• **EXERCISE**: Across the listing below, how many lines hold "dSTEC"? Reply with the number by itself.

* start INFORMATION PROVIDED *

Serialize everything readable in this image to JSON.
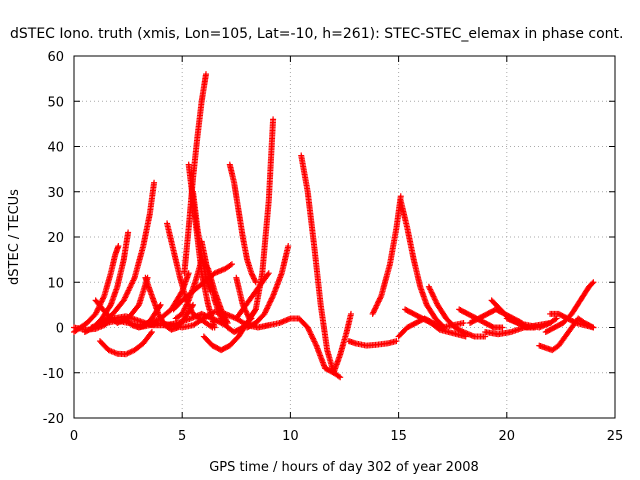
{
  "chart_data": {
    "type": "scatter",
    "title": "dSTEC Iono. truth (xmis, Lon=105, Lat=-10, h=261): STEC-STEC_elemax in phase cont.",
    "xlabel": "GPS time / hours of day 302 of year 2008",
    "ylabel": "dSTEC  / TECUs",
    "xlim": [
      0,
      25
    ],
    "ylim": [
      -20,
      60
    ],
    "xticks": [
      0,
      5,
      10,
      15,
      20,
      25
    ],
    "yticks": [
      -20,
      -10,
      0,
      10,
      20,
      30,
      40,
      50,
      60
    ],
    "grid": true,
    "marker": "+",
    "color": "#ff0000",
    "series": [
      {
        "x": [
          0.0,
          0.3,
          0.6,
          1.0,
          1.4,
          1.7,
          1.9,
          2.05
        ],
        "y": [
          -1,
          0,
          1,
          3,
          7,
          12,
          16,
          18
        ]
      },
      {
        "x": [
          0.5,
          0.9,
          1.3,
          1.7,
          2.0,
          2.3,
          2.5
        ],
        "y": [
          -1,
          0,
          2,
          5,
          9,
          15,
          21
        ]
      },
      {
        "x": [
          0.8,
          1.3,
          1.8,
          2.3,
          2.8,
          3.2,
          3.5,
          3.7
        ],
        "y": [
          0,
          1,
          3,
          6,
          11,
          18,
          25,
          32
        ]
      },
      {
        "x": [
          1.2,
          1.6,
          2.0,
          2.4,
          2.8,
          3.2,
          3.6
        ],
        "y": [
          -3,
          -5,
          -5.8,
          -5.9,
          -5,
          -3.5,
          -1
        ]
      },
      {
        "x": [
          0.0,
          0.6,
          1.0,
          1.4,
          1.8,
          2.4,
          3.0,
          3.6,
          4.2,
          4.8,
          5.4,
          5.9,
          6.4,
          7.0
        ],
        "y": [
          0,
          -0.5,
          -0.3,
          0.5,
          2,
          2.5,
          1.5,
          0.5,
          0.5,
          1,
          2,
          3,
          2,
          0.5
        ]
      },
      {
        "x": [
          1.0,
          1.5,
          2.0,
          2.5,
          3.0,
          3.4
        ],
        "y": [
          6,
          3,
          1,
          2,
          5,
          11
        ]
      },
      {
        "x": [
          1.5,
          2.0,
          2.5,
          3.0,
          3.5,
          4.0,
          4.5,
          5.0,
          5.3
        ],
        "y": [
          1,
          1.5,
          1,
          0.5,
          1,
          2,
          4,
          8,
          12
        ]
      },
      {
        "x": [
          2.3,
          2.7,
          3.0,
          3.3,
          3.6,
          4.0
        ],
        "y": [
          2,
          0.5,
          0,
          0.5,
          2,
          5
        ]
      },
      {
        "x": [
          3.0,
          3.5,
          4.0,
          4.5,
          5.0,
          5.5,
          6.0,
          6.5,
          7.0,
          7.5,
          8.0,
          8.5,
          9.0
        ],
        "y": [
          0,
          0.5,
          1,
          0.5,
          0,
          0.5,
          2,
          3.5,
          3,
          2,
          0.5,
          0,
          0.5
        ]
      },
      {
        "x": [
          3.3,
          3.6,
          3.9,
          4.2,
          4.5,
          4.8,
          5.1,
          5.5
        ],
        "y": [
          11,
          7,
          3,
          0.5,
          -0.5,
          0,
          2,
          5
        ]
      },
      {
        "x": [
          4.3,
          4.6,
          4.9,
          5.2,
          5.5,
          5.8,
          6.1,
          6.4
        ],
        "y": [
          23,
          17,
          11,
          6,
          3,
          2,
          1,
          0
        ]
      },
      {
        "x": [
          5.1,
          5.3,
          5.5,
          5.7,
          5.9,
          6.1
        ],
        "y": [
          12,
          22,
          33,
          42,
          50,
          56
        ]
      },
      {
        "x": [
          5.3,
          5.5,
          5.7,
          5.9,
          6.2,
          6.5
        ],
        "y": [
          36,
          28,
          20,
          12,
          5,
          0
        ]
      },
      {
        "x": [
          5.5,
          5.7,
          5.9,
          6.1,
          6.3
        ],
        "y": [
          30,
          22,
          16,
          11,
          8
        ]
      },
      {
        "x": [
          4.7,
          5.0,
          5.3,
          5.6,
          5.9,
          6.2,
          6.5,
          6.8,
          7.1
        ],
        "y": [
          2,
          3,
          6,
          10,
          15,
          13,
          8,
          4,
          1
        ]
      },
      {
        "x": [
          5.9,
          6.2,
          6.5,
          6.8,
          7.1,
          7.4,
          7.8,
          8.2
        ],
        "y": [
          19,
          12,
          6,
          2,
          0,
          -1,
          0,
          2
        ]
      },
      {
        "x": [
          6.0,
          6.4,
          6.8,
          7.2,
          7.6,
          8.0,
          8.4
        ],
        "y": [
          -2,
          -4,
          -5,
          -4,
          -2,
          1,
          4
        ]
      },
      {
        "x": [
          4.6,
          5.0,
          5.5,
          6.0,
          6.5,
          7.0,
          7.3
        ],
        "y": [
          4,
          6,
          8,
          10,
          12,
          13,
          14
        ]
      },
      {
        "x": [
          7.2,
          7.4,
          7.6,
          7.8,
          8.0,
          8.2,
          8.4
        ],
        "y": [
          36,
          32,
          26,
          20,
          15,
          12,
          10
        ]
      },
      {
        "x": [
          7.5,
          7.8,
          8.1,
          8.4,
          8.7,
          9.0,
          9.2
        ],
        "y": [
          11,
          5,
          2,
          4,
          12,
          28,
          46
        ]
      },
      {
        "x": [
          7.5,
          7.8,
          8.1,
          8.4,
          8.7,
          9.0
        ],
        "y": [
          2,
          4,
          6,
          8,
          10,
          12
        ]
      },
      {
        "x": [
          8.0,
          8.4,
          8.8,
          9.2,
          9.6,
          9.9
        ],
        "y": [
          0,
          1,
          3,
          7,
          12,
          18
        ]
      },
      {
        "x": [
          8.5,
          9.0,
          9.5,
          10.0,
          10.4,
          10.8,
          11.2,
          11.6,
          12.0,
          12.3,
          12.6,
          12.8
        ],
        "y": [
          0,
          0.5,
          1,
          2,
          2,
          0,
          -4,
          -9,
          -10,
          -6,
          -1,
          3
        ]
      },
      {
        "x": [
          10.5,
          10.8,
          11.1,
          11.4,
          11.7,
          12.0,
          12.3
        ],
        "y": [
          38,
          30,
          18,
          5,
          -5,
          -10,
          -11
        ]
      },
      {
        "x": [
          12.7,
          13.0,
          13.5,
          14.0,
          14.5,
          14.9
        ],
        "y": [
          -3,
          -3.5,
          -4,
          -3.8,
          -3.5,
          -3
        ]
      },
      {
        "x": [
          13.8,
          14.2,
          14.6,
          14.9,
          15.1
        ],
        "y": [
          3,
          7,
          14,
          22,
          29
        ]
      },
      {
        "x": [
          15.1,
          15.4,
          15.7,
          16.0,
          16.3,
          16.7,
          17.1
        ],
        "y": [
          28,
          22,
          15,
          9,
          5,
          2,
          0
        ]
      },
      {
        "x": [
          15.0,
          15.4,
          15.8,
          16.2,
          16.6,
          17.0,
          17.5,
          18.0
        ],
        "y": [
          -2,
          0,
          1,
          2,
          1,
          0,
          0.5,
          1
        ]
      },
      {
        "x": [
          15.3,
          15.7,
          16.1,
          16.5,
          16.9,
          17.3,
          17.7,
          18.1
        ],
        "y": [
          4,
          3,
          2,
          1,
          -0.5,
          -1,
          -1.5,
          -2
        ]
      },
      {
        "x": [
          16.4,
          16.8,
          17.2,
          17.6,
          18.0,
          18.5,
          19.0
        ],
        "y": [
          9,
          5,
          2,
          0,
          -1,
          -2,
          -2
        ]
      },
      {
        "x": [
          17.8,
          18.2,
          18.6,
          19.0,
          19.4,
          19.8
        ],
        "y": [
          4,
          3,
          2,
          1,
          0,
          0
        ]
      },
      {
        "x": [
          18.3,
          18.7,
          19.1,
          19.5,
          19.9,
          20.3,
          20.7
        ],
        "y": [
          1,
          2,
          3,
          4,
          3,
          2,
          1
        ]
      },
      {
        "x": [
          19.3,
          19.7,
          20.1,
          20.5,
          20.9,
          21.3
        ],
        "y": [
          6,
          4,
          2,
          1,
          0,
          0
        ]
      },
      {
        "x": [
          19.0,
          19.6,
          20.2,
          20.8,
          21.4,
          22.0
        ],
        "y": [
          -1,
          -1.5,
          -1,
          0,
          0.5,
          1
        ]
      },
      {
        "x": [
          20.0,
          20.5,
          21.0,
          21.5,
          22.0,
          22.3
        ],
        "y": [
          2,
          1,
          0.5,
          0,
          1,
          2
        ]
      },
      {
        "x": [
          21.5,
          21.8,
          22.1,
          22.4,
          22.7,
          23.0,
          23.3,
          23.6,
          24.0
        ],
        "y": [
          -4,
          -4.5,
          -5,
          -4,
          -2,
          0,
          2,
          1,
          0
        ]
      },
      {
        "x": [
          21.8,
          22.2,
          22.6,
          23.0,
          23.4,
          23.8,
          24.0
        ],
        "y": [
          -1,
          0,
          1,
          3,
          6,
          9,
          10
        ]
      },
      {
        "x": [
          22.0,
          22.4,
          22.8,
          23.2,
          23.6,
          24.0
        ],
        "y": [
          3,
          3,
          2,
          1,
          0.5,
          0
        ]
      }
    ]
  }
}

* end INFORMATION PROVIDED *

• **RESPONSE**: 2